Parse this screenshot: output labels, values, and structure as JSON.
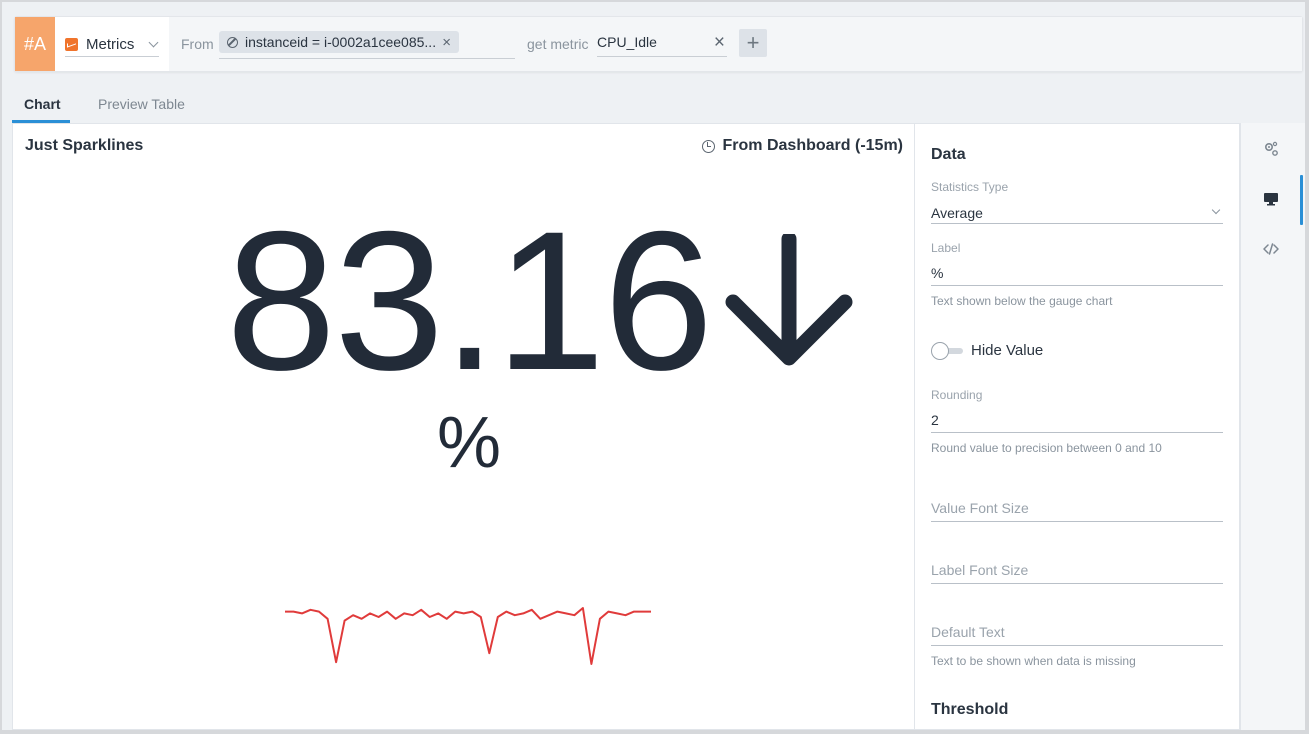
{
  "query": {
    "id": "#A",
    "source_label": "Metrics",
    "from_label": "From",
    "filter_chip": "instanceid = i-0002a1cee085...",
    "get_metric_label": "get metric",
    "metric_value": "CPU_Idle",
    "add_label": "+",
    "remove_label": "×"
  },
  "tabs": {
    "chart": "Chart",
    "preview": "Preview Table"
  },
  "chart": {
    "title": "Just Sparklines",
    "time_range": "From Dashboard (-15m)",
    "value": "83.16",
    "unit_label": "%",
    "trend": "down",
    "sparkline_color": "#e03b3b"
  },
  "chart_data": {
    "type": "line",
    "title": "",
    "series": [
      {
        "values": [
          50,
          50,
          49,
          51,
          50,
          46,
          22,
          45,
          48,
          46,
          49,
          47,
          50,
          46,
          49,
          48,
          51,
          47,
          49,
          46,
          50,
          49,
          50,
          47,
          27,
          47,
          50,
          48,
          49,
          51,
          46,
          48,
          50,
          49,
          48,
          52,
          21,
          46,
          50,
          49,
          48,
          50,
          50,
          50
        ]
      }
    ]
  },
  "settings": {
    "heading": "Data",
    "stat_type_label": "Statistics Type",
    "stat_type_value": "Average",
    "label_label": "Label",
    "label_value": "%",
    "label_help": "Text shown below the gauge chart",
    "hide_value_label": "Hide Value",
    "rounding_label": "Rounding",
    "rounding_value": "2",
    "rounding_help": "Round value to precision between 0 and 10",
    "value_font_size_placeholder": "Value Font Size",
    "label_font_size_placeholder": "Label Font Size",
    "default_text_placeholder": "Default Text",
    "default_text_help": "Text to be shown when data is missing",
    "threshold_heading": "Threshold"
  },
  "rail": {
    "items": [
      "settings-gears-icon",
      "monitor-icon",
      "code-icon"
    ],
    "accent": "#2a8fd6"
  },
  "colors": {
    "query_id_bg": "#f6a56b",
    "value_text": "#222b38",
    "sparkline": "#e03b3b"
  }
}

■ **REQUIREMENT**
Search the entries for the word "From", then list each line that holds it.

■ **RESULT FOR THIS EXERCISE**
    "from_label": "From",
    "time_range": "From Dashboard (-15m)",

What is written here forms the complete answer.